_Directive:_
Go through the data below line by line and count those containing the word "interpreta". Reply with the count only.

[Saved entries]
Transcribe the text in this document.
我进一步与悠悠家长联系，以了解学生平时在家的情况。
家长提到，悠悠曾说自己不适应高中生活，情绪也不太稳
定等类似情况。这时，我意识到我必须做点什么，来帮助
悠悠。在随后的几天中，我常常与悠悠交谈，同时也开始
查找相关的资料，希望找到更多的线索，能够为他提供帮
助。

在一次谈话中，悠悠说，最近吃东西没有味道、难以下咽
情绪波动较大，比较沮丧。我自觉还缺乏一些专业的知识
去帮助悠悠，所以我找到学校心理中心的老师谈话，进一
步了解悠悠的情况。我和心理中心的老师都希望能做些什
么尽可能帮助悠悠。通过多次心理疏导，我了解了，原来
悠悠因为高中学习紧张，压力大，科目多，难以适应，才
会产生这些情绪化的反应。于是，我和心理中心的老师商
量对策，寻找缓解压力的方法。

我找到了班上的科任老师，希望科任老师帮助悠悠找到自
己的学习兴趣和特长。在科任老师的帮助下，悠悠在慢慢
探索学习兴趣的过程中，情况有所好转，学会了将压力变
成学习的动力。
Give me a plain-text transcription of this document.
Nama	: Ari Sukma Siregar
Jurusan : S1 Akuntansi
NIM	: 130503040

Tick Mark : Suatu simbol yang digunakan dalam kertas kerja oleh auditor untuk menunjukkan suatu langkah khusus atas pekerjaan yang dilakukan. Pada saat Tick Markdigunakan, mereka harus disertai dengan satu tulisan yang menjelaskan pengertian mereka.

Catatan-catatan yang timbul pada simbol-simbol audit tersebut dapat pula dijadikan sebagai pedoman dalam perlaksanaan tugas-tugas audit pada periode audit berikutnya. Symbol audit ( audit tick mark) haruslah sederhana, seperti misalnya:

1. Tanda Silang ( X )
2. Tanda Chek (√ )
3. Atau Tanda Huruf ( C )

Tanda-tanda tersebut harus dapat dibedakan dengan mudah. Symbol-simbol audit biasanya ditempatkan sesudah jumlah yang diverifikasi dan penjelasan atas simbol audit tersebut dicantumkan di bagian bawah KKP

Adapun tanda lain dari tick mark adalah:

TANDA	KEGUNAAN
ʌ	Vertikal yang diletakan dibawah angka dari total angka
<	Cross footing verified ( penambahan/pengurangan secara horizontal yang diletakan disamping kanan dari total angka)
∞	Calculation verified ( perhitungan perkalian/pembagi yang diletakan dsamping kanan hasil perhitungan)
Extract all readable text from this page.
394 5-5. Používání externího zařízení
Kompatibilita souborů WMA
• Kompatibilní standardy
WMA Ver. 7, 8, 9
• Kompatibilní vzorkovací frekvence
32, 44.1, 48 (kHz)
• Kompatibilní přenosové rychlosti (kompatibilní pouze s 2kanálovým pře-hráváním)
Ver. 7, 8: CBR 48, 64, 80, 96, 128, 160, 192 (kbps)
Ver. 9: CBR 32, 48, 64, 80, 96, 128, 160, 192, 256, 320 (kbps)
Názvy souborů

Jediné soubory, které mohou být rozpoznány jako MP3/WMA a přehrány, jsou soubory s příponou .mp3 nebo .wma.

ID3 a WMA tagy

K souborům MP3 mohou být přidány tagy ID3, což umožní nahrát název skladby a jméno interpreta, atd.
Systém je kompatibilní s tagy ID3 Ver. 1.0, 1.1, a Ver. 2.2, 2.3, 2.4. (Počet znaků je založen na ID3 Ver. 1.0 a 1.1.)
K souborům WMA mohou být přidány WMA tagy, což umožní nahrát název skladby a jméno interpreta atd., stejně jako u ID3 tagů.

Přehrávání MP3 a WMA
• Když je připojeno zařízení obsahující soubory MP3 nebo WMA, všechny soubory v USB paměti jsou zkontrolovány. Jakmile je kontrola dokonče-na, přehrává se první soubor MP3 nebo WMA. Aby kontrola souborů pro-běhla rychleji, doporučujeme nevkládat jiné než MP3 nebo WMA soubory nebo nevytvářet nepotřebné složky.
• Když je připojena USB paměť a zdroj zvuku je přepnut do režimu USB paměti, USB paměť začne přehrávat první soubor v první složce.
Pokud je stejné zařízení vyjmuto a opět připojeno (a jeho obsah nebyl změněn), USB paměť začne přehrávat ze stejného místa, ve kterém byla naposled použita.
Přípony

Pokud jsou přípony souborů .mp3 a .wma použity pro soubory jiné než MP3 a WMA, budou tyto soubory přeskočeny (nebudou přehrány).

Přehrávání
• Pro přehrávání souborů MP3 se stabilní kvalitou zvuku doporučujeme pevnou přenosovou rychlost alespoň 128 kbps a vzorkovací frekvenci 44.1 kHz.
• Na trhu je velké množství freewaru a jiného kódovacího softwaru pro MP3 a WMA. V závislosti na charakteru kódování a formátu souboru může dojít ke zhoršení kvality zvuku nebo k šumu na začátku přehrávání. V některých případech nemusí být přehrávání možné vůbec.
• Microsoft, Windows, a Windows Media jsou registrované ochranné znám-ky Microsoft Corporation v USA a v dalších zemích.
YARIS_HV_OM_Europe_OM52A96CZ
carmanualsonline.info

_Answer below:_
2